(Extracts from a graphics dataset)

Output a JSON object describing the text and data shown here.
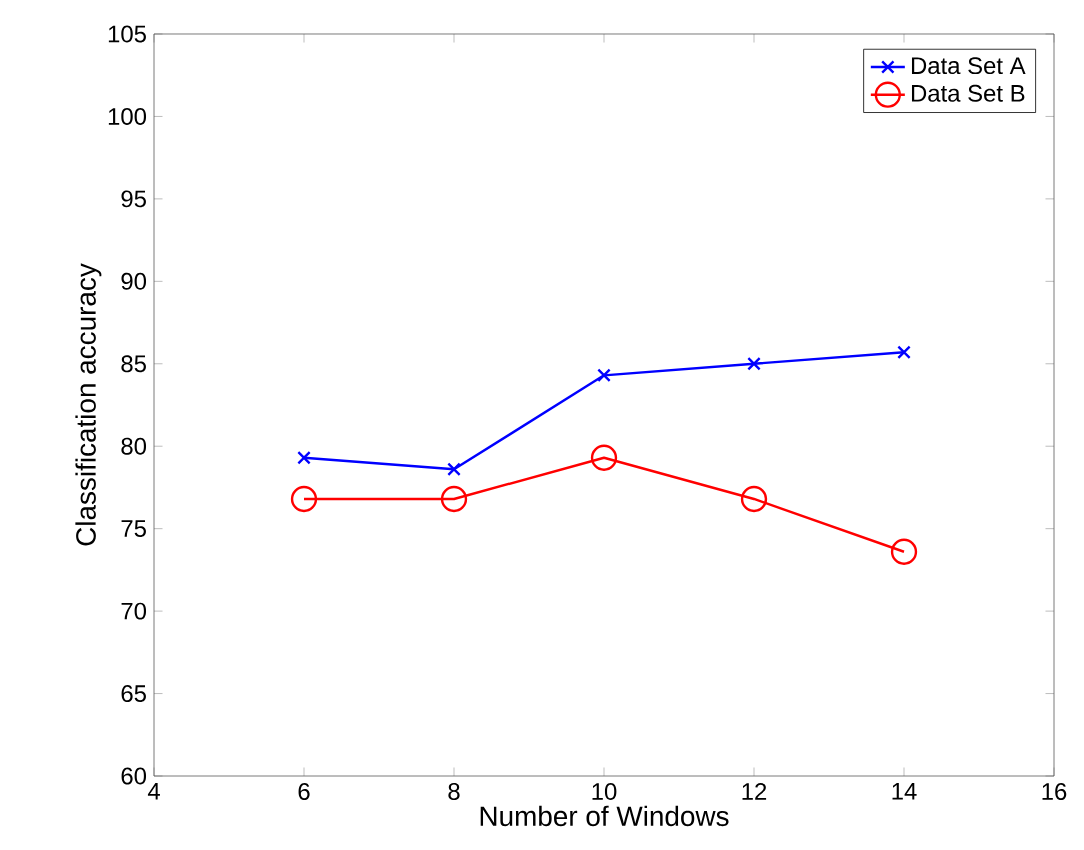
{
  "chart_data": {
    "type": "line",
    "xlabel": "Number of Windows",
    "ylabel": "Classification accuracy",
    "x": [
      6,
      8,
      10,
      12,
      14
    ],
    "series": [
      {
        "name": "Data Set A",
        "color": "#0000ff",
        "marker": "cross",
        "values": [
          79.3,
          78.6,
          84.3,
          85.0,
          85.7
        ]
      },
      {
        "name": "Data Set B",
        "color": "#ff0000",
        "marker": "circle",
        "values": [
          76.8,
          76.8,
          79.3,
          76.8,
          73.6
        ]
      }
    ],
    "xlim": [
      4,
      16
    ],
    "ylim": [
      60,
      105
    ],
    "xticks": [
      4,
      6,
      8,
      10,
      12,
      14,
      16
    ],
    "yticks": [
      60,
      65,
      70,
      75,
      80,
      85,
      90,
      95,
      100,
      105
    ],
    "legend": "top right",
    "grid": false,
    "line_style": "solid"
  }
}
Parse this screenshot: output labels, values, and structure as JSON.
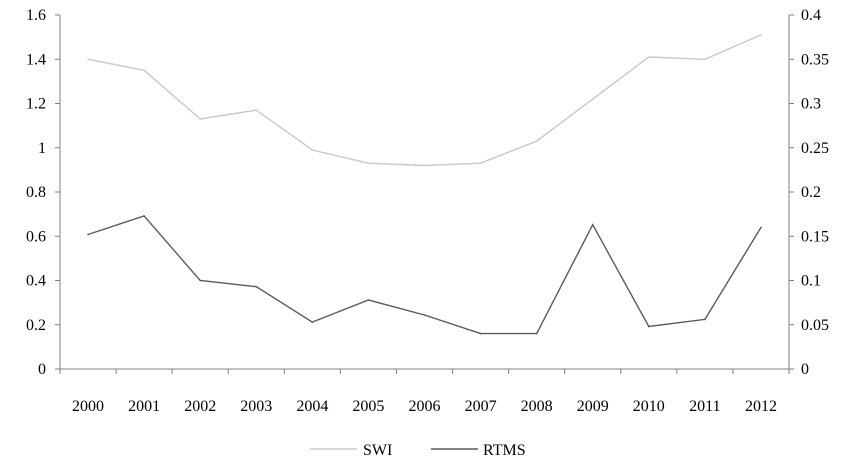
{
  "chart_data": {
    "type": "line",
    "x": [
      "2000",
      "2001",
      "2002",
      "2003",
      "2004",
      "2005",
      "2006",
      "2007",
      "2008",
      "2009",
      "2010",
      "2011",
      "2012"
    ],
    "y_left_ticks": [
      "0",
      "0.2",
      "0.4",
      "0.6",
      "0.8",
      "1",
      "1.2",
      "1.4",
      "1.6"
    ],
    "y_right_ticks": [
      "0",
      "0.05",
      "0.1",
      "0.15",
      "0.2",
      "0.25",
      "0.3",
      "0.35",
      "0.4"
    ],
    "ylim_left": [
      0,
      1.6
    ],
    "ylim_right": [
      0,
      0.4
    ],
    "grid": false,
    "legend_position": "bottom-center",
    "series": [
      {
        "name": "SWI",
        "axis": "left",
        "color": "#c8c8c8",
        "values": [
          1.4,
          1.35,
          1.13,
          1.17,
          0.99,
          0.93,
          0.92,
          0.93,
          1.03,
          1.22,
          1.41,
          1.4,
          1.51
        ]
      },
      {
        "name": "RTMS",
        "axis": "right",
        "color": "#5a5a5a",
        "values": [
          0.152,
          0.173,
          0.1,
          0.093,
          0.053,
          0.078,
          0.061,
          0.04,
          0.04,
          0.163,
          0.048,
          0.056,
          0.16
        ]
      }
    ]
  }
}
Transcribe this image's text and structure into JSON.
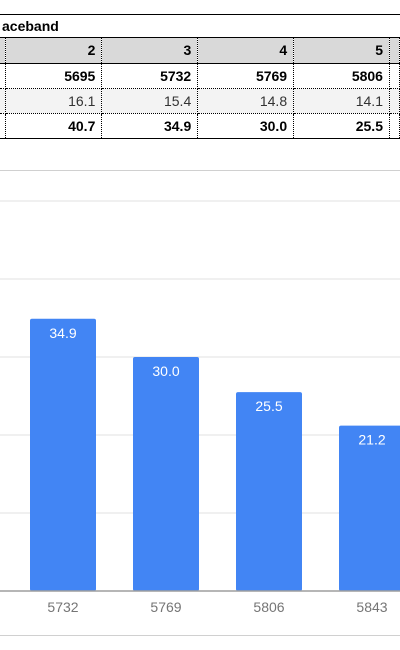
{
  "sheet": {
    "title": "aceband",
    "header": [
      "2",
      "3",
      "4",
      "5"
    ],
    "rows": [
      [
        "5695",
        "5732",
        "5769",
        "5806"
      ],
      [
        "16.1",
        "15.4",
        "14.8",
        "14.1"
      ],
      [
        "40.7",
        "34.9",
        "30.0",
        "25.5"
      ]
    ]
  },
  "chart_data": {
    "type": "bar",
    "categories": [
      "5732",
      "5769",
      "5806",
      "5843"
    ],
    "values": [
      34.9,
      30.0,
      25.5,
      21.2
    ],
    "data_labels": [
      "34.9",
      "30.0",
      "25.5",
      "21.2"
    ],
    "bar_color": "#4285f4",
    "ylim": [
      0,
      50
    ],
    "grid": true,
    "title": "",
    "xlabel": "",
    "ylabel": ""
  }
}
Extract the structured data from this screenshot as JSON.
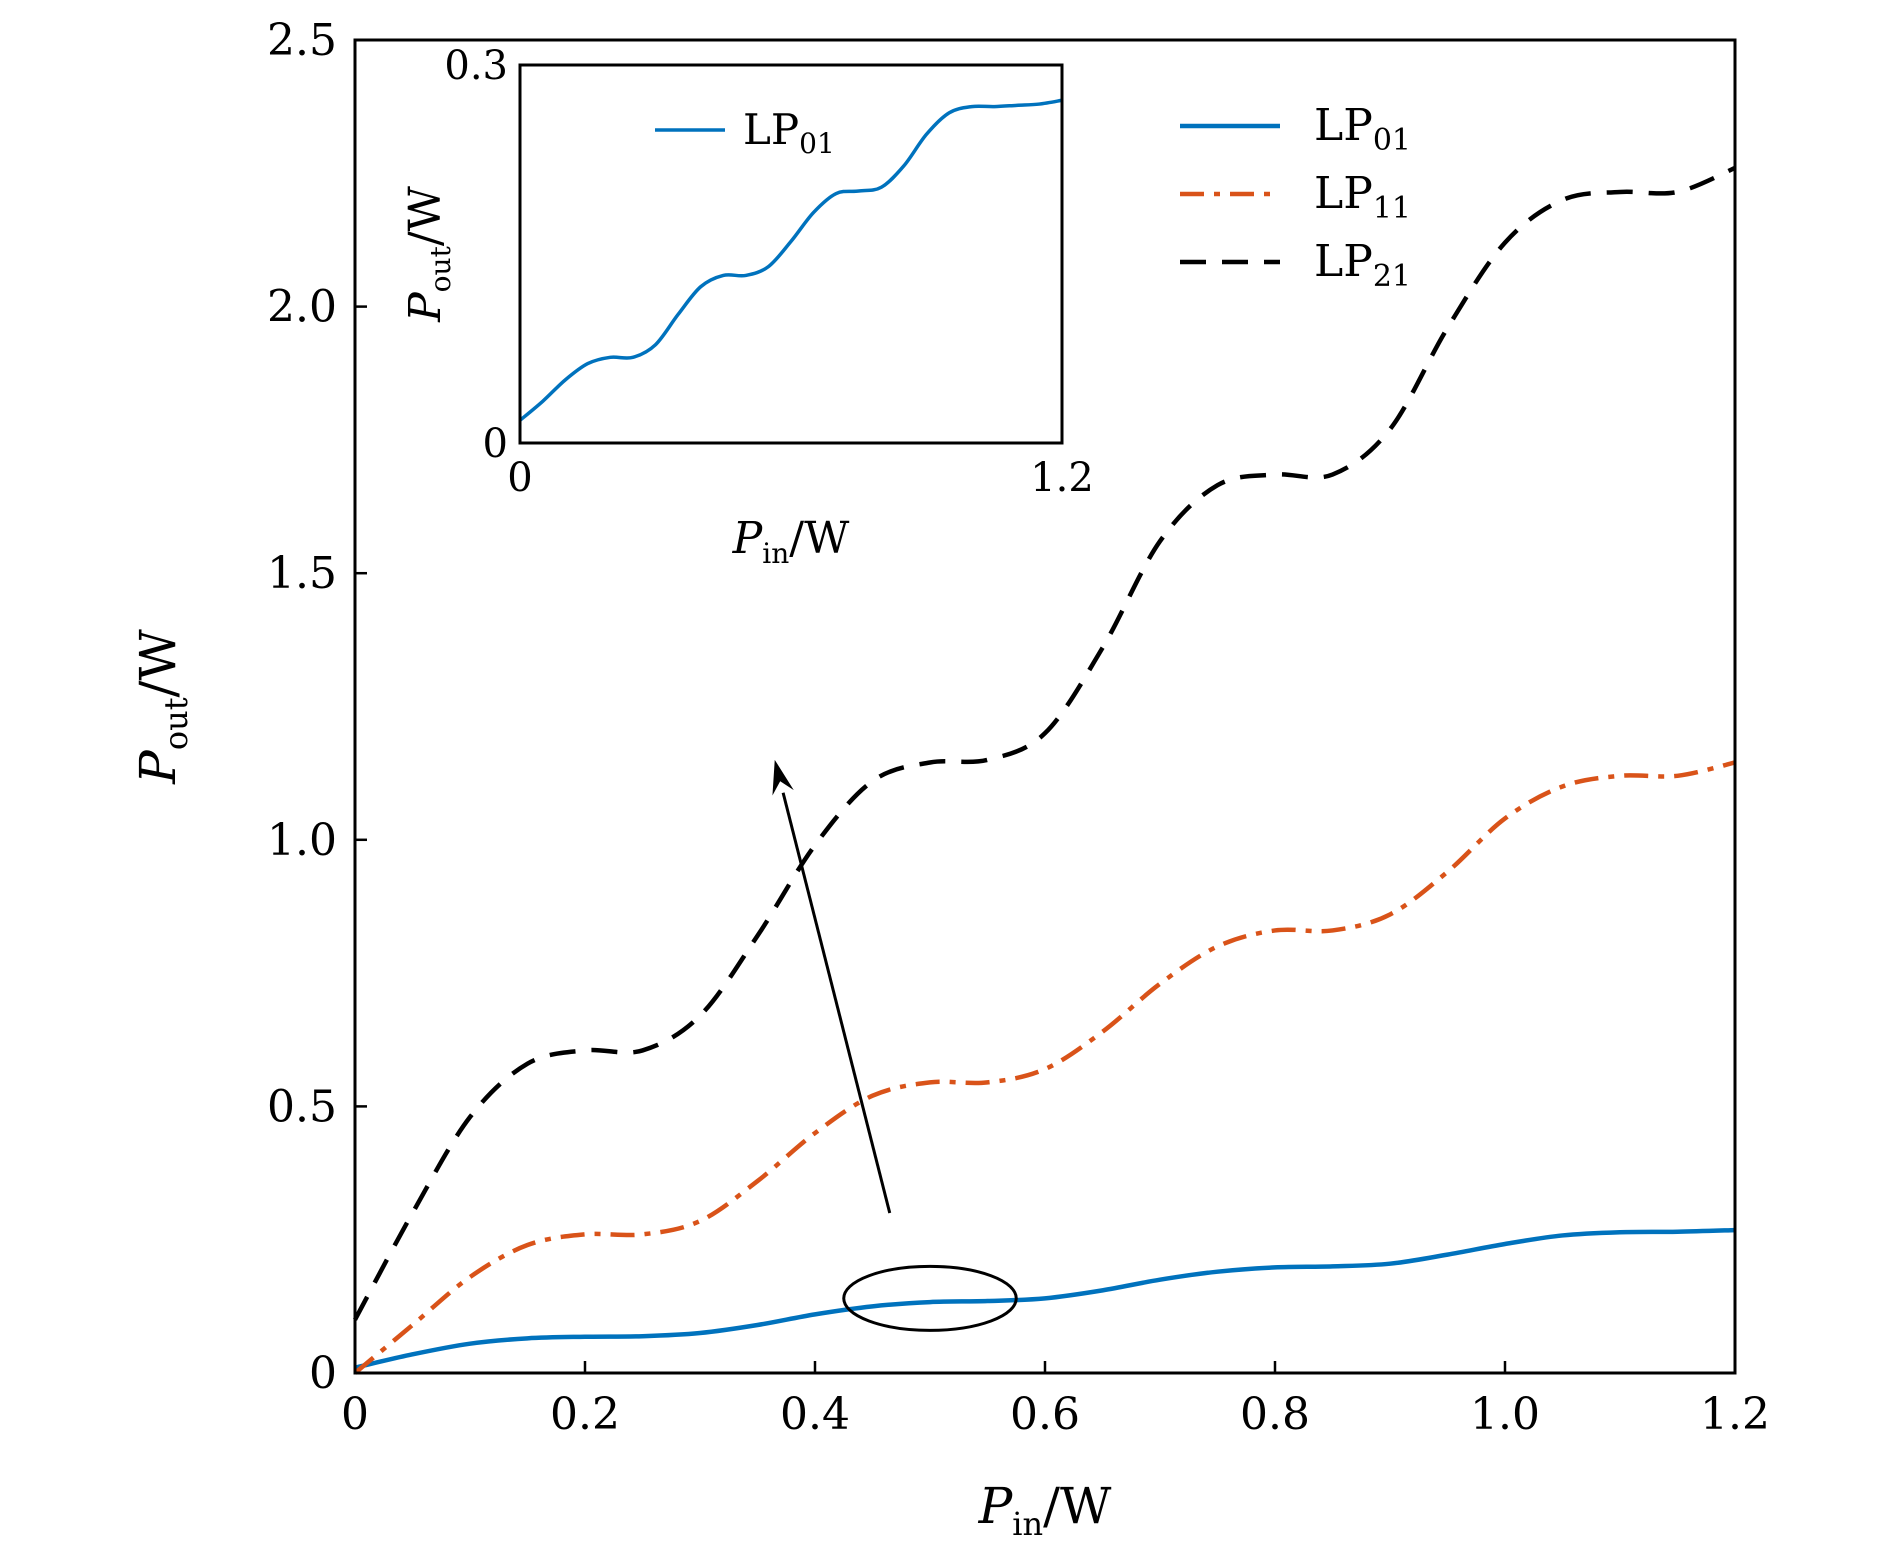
{
  "chart_data": [
    {
      "type": "line",
      "xlabel": {
        "main": "P",
        "sub": "in",
        "unit": "/W"
      },
      "ylabel": {
        "main": "P",
        "sub": "out",
        "unit": "/W"
      },
      "xlim": [
        0,
        1.2
      ],
      "ylim": [
        0,
        2.5
      ],
      "xticks": [
        "0",
        "0.2",
        "0.4",
        "0.6",
        "0.8",
        "1.0",
        "1.2"
      ],
      "yticks": [
        "0",
        "0.5",
        "1.0",
        "1.5",
        "2.0",
        "2.5"
      ],
      "legend_position": "top-right",
      "grid": false,
      "series": [
        {
          "name": "LP01",
          "label": {
            "main": "LP",
            "sub": "01"
          },
          "color": "#0072BD",
          "style": "solid",
          "x": [
            0,
            0.05,
            0.1,
            0.15,
            0.2,
            0.25,
            0.3,
            0.35,
            0.4,
            0.45,
            0.5,
            0.55,
            0.6,
            0.65,
            0.7,
            0.75,
            0.8,
            0.85,
            0.9,
            0.95,
            1.0,
            1.05,
            1.1,
            1.15,
            1.2
          ],
          "y": [
            0.01,
            0.035,
            0.055,
            0.065,
            0.068,
            0.069,
            0.075,
            0.09,
            0.11,
            0.125,
            0.133,
            0.135,
            0.14,
            0.155,
            0.175,
            0.19,
            0.198,
            0.2,
            0.205,
            0.222,
            0.242,
            0.258,
            0.264,
            0.265,
            0.268
          ]
        },
        {
          "name": "LP11",
          "label": {
            "main": "LP",
            "sub": "11"
          },
          "color": "#D95319",
          "style": "dashdot",
          "x": [
            0,
            0.05,
            0.1,
            0.15,
            0.2,
            0.25,
            0.3,
            0.35,
            0.4,
            0.45,
            0.5,
            0.55,
            0.6,
            0.65,
            0.7,
            0.75,
            0.8,
            0.85,
            0.9,
            0.95,
            1.0,
            1.05,
            1.1,
            1.15,
            1.2
          ],
          "y": [
            0.0,
            0.09,
            0.18,
            0.24,
            0.26,
            0.26,
            0.285,
            0.36,
            0.45,
            0.52,
            0.545,
            0.545,
            0.57,
            0.64,
            0.73,
            0.8,
            0.83,
            0.83,
            0.86,
            0.94,
            1.04,
            1.1,
            1.12,
            1.12,
            1.145
          ]
        },
        {
          "name": "LP21",
          "label": {
            "main": "LP",
            "sub": "21"
          },
          "color": "#000000",
          "style": "dashed",
          "x": [
            0,
            0.05,
            0.1,
            0.15,
            0.2,
            0.25,
            0.3,
            0.35,
            0.4,
            0.45,
            0.5,
            0.55,
            0.6,
            0.65,
            0.7,
            0.75,
            0.8,
            0.85,
            0.9,
            0.95,
            1.0,
            1.05,
            1.1,
            1.15,
            1.2
          ],
          "y": [
            0.1,
            0.3,
            0.48,
            0.58,
            0.605,
            0.605,
            0.67,
            0.82,
            0.99,
            1.11,
            1.145,
            1.15,
            1.2,
            1.36,
            1.56,
            1.665,
            1.685,
            1.685,
            1.77,
            1.96,
            2.12,
            2.2,
            2.215,
            2.215,
            2.26
          ]
        }
      ],
      "annotations": [
        {
          "type": "arrow",
          "from": [
            0.465,
            0.3
          ],
          "to": [
            0.365,
            1.15
          ]
        },
        {
          "type": "ellipse",
          "center": [
            0.5,
            0.14
          ],
          "rx": 0.075,
          "ry": 0.06
        }
      ]
    },
    {
      "type": "line",
      "inset": true,
      "xlabel": {
        "main": "P",
        "sub": "in",
        "unit": "/W"
      },
      "ylabel": {
        "main": "P",
        "sub": "out",
        "unit": "/W"
      },
      "xlim": [
        0,
        1.2
      ],
      "ylim": [
        0,
        0.3
      ],
      "xticks": [
        "0",
        "1.2"
      ],
      "yticks": [
        "0",
        "0.3"
      ],
      "legend_position": "top-left",
      "series": [
        {
          "name": "LP01",
          "label": {
            "main": "LP",
            "sub": "01"
          },
          "color": "#0072BD",
          "style": "solid",
          "x": [
            0,
            0.05,
            0.1,
            0.15,
            0.2,
            0.25,
            0.3,
            0.35,
            0.4,
            0.45,
            0.5,
            0.55,
            0.6,
            0.65,
            0.7,
            0.75,
            0.8,
            0.85,
            0.9,
            0.95,
            1.0,
            1.05,
            1.1,
            1.15,
            1.2
          ],
          "y": [
            0.018,
            0.033,
            0.05,
            0.063,
            0.068,
            0.068,
            0.078,
            0.102,
            0.124,
            0.133,
            0.133,
            0.14,
            0.16,
            0.183,
            0.198,
            0.2,
            0.203,
            0.22,
            0.245,
            0.262,
            0.267,
            0.267,
            0.268,
            0.269,
            0.272
          ]
        }
      ]
    }
  ]
}
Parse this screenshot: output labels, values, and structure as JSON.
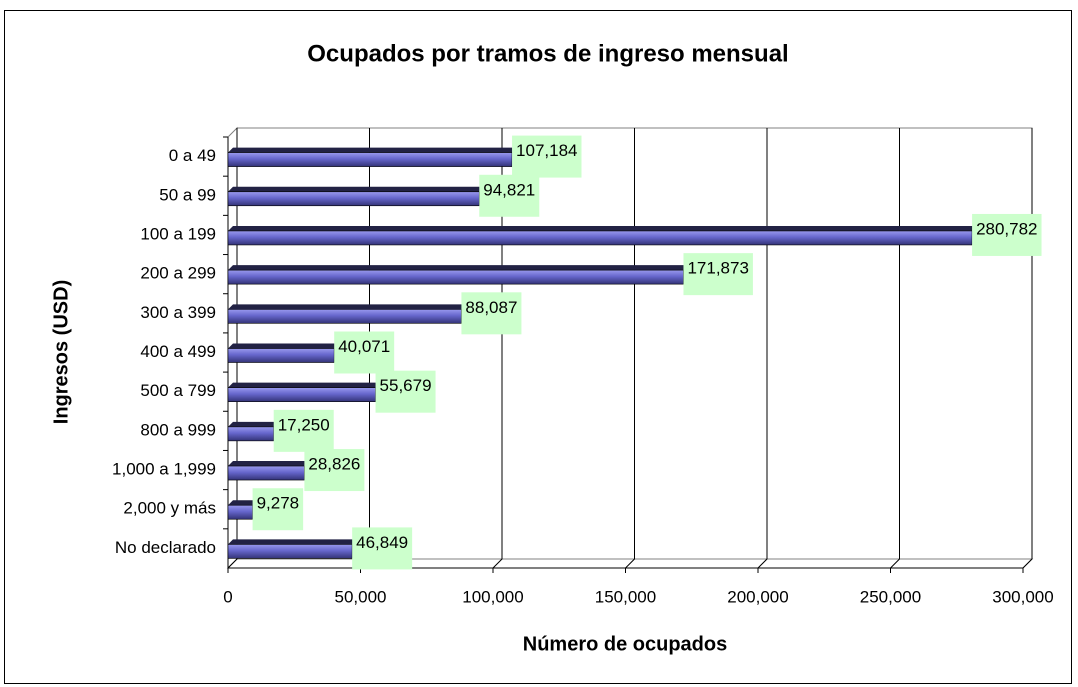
{
  "chart_data": {
    "type": "bar",
    "orientation": "horizontal",
    "title": "Ocupados por tramos de ingreso mensual",
    "x_label": "Número de ocupados",
    "y_label": "Ingresos (USD)",
    "categories": [
      "0 a 49",
      "50 a 99",
      "100 a 199",
      "200 a 299",
      "300 a 399",
      "400 a 499",
      "500 a 799",
      "800 a 999",
      "1,000 a 1,999",
      "2,000 y más",
      "No declarado"
    ],
    "values": [
      107184,
      94821,
      280782,
      171873,
      88087,
      40071,
      55679,
      17250,
      28826,
      9278,
      46849
    ],
    "value_labels": [
      "107,184",
      "94,821",
      "280,782",
      "171,873",
      "88,087",
      "40,071",
      "55,679",
      "17,250",
      "28,826",
      "9,278",
      "46,849"
    ],
    "color": "#6666cc",
    "label_background": "#ccffcc",
    "xlim": [
      0,
      300000
    ],
    "xticks": [
      0,
      {
        "value": 50000,
        "label": "50,000"
      },
      {
        "value": 100000,
        "label": "100,000"
      },
      {
        "value": 150000,
        "label": "150,000"
      },
      {
        "value": 200000,
        "label": "200,000"
      },
      {
        "value": 250000,
        "label": "250,000"
      },
      {
        "value": 300000,
        "label": "300,000"
      }
    ],
    "grid": true
  }
}
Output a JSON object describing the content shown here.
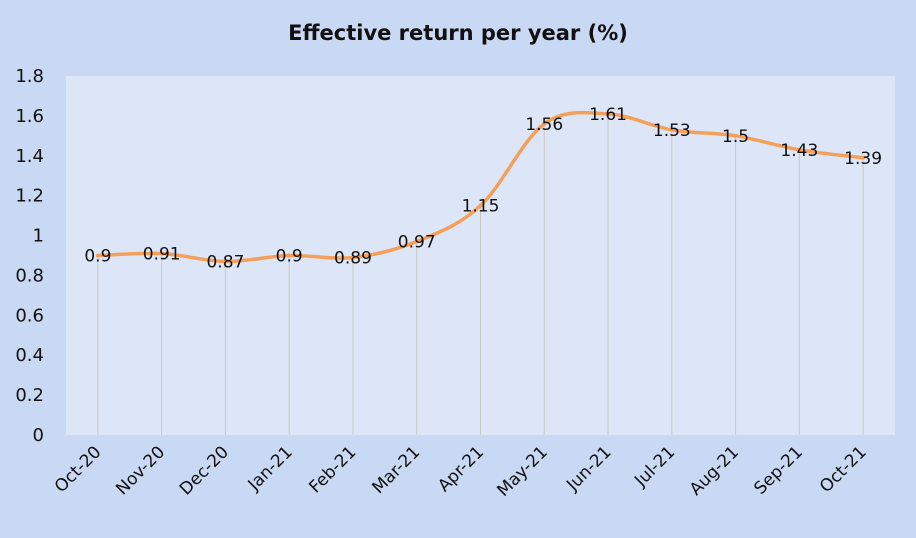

Your task -
Search the listing for the string "object". Copy each line where it turns up.

Solution to the exercise -
Output a JSON object describing the text and data shown here.
Output a JSON object describing the content shown here.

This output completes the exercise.